---------- EXCERPTED DATA
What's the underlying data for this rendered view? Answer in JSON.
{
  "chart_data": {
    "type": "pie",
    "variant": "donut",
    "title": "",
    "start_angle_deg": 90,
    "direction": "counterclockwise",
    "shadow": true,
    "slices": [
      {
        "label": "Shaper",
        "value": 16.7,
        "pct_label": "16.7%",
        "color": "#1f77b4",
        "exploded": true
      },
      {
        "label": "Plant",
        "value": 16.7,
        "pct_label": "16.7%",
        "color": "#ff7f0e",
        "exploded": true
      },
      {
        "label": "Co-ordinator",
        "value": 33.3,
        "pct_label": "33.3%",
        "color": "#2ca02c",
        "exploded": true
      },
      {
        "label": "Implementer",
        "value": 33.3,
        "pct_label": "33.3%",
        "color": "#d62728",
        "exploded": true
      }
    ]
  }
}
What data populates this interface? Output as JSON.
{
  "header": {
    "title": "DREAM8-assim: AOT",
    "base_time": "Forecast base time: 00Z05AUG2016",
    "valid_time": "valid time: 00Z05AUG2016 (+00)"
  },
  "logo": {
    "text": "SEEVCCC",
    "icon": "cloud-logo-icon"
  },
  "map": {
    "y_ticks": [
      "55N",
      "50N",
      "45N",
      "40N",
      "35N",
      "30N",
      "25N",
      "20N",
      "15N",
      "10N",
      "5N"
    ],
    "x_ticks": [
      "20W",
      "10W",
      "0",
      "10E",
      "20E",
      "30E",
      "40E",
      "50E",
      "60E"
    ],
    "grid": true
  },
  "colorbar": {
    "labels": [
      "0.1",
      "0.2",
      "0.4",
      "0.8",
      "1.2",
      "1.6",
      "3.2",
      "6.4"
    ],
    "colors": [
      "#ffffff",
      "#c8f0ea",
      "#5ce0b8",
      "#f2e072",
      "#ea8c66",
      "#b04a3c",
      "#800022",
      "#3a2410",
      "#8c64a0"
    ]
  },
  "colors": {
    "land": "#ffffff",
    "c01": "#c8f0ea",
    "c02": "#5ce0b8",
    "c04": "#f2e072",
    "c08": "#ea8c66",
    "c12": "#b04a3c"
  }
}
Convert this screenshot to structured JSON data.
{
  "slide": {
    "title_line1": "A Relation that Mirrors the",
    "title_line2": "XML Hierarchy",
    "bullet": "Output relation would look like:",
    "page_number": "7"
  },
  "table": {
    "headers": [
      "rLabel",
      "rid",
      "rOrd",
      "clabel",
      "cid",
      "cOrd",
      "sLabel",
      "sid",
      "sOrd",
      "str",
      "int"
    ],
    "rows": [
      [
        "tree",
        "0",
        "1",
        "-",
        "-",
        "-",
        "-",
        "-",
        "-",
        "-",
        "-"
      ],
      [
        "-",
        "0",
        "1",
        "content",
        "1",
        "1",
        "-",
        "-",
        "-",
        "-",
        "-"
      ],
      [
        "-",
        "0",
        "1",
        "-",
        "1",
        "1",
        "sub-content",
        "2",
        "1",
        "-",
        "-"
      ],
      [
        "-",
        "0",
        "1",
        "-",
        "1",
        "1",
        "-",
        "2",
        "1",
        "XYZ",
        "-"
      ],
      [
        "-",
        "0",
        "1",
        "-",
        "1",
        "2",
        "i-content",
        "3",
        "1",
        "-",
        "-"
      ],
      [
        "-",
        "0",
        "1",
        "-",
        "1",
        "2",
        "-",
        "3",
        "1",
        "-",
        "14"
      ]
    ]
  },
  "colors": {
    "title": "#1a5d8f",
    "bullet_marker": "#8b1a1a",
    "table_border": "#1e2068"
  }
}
--------------------
■ WHAT YOU ARE ASKED TO DO:
Your task is to quote all of the data word for word.

■ FULL SOLUTION:
What's the underlying data for this rendered view? Answer in JSON.
{
  "chart_data": {
    "type": "pie",
    "variant": "donut",
    "title": "",
    "start_angle_deg": 90,
    "direction": "counterclockwise",
    "shadow": true,
    "slices": [
      {
        "label": "Shaper",
        "value": 16.7,
        "pct_label": "16.7%",
        "color": "#1f77b4",
        "exploded": true
      },
      {
        "label": "Plant",
        "value": 16.7,
        "pct_label": "16.7%",
        "color": "#ff7f0e",
        "exploded": true
      },
      {
        "label": "Co-ordinator",
        "value": 33.3,
        "pct_label": "33.3%",
        "color": "#2ca02c",
        "exploded": true
      },
      {
        "label": "Implementer",
        "value": 33.3,
        "pct_label": "33.3%",
        "color": "#d62728",
        "exploded": true
      }
    ]
  }
}
What data populates this interface? Output as JSON.
{
  "header": {
    "title": "DREAM8-assim: AOT",
    "base_time": "Forecast base time: 00Z05AUG2016",
    "valid_time": "valid time: 00Z05AUG2016 (+00)"
  },
  "logo": {
    "text": "SEEVCCC",
    "icon": "cloud-logo-icon"
  },
  "map": {
    "y_ticks": [
      "55N",
      "50N",
      "45N",
      "40N",
      "35N",
      "30N",
      "25N",
      "20N",
      "15N",
      "10N",
      "5N"
    ],
    "x_ticks": [
      "20W",
      "10W",
      "0",
      "10E",
      "20E",
      "30E",
      "40E",
      "50E",
      "60E"
    ],
    "grid": true
  },
  "colorbar": {
    "labels": [
      "0.1",
      "0.2",
      "0.4",
      "0.8",
      "1.2",
      "1.6",
      "3.2",
      "6.4"
    ],
    "colors": [
      "#ffffff",
      "#c8f0ea",
      "#5ce0b8",
      "#f2e072",
      "#ea8c66",
      "#b04a3c",
      "#800022",
      "#3a2410",
      "#8c64a0"
    ]
  },
  "colors": {
    "land": "#ffffff",
    "c01": "#c8f0ea",
    "c02": "#5ce0b8",
    "c04": "#f2e072",
    "c08": "#ea8c66",
    "c12": "#b04a3c"
  }
}
Convert this screenshot to structured JSON data.
{
  "slide": {
    "title_line1": "A Relation that Mirrors the",
    "title_line2": "XML Hierarchy",
    "bullet": "Output relation would look like:",
    "page_number": "7"
  },
  "table": {
    "headers": [
      "rLabel",
      "rid",
      "rOrd",
      "clabel",
      "cid",
      "cOrd",
      "sLabel",
      "sid",
      "sOrd",
      "str",
      "int"
    ],
    "rows": [
      [
        "tree",
        "0",
        "1",
        "-",
        "-",
        "-",
        "-",
        "-",
        "-",
        "-",
        "-"
      ],
      [
        "-",
        "0",
        "1",
        "content",
        "1",
        "1",
        "-",
        "-",
        "-",
        "-",
        "-"
      ],
      [
        "-",
        "0",
        "1",
        "-",
        "1",
        "1",
        "sub-content",
        "2",
        "1",
        "-",
        "-"
      ],
      [
        "-",
        "0",
        "1",
        "-",
        "1",
        "1",
        "-",
        "2",
        "1",
        "XYZ",
        "-"
      ],
      [
        "-",
        "0",
        "1",
        "-",
        "1",
        "2",
        "i-content",
        "3",
        "1",
        "-",
        "-"
      ],
      [
        "-",
        "0",
        "1",
        "-",
        "1",
        "2",
        "-",
        "3",
        "1",
        "-",
        "14"
      ]
    ]
  },
  "colors": {
    "title": "#1a5d8f",
    "bullet_marker": "#8b1a1a",
    "table_border": "#1e2068"
  }
}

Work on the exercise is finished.